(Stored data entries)
* * *
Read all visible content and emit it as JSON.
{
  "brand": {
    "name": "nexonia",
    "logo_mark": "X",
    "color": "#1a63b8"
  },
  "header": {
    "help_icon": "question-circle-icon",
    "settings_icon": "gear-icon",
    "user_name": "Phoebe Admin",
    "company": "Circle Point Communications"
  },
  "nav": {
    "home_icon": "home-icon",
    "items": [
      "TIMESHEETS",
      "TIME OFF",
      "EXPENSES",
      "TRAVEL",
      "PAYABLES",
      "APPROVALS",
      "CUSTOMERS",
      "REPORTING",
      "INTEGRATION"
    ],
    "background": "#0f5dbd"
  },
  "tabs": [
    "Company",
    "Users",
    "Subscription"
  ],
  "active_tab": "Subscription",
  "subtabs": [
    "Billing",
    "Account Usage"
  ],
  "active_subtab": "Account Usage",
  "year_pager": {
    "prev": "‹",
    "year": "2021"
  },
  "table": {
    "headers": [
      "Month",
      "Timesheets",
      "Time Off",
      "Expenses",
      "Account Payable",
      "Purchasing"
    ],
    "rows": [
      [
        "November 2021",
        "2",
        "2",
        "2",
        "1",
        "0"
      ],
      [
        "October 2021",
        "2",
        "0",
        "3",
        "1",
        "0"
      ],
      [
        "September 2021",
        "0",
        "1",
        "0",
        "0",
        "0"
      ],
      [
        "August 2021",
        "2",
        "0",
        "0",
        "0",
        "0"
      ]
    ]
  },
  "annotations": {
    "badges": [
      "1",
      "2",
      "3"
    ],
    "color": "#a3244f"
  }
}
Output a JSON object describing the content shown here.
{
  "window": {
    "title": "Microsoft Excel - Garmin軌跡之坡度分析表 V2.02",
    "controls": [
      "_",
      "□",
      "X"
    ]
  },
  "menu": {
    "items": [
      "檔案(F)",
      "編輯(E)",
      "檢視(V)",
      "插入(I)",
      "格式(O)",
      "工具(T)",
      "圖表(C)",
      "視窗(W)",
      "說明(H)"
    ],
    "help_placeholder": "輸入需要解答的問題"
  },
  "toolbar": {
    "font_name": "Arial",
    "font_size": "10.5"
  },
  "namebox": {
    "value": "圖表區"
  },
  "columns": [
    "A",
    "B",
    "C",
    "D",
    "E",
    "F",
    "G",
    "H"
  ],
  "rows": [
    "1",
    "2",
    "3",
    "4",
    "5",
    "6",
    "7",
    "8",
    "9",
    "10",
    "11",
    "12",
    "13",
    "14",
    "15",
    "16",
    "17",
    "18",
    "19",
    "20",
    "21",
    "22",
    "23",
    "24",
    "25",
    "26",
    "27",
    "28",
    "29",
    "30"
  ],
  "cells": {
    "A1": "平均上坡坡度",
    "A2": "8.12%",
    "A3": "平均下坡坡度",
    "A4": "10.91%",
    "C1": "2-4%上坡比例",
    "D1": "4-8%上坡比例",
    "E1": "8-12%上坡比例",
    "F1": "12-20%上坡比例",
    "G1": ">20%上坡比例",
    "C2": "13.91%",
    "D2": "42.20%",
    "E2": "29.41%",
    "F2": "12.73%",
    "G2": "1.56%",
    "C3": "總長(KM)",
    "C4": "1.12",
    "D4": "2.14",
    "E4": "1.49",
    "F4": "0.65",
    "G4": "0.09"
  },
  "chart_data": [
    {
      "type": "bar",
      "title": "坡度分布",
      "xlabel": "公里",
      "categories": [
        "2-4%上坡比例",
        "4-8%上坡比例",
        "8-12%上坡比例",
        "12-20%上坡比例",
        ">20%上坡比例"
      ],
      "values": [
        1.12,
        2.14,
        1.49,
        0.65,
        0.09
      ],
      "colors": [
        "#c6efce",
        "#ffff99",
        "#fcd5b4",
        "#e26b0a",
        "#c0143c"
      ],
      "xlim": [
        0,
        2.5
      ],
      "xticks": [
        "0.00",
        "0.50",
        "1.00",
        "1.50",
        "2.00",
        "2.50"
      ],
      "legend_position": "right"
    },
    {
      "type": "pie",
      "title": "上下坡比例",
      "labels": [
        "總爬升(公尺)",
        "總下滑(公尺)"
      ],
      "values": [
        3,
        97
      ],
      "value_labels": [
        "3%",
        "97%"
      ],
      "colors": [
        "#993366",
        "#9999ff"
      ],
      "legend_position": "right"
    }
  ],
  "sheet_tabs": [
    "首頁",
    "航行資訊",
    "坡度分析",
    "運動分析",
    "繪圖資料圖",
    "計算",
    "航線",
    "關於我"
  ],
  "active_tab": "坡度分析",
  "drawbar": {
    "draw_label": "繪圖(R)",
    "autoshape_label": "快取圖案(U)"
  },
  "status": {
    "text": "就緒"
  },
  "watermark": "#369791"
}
* * *
_WRITTEN PROBLEM:_ Pick out every line of the listing containing the word "Account", and show those lines.

_OUTPUT FOR THIS TASK:_
    "Account Usage"
  "active_subtab": "Account Usage",
      "Account Payable",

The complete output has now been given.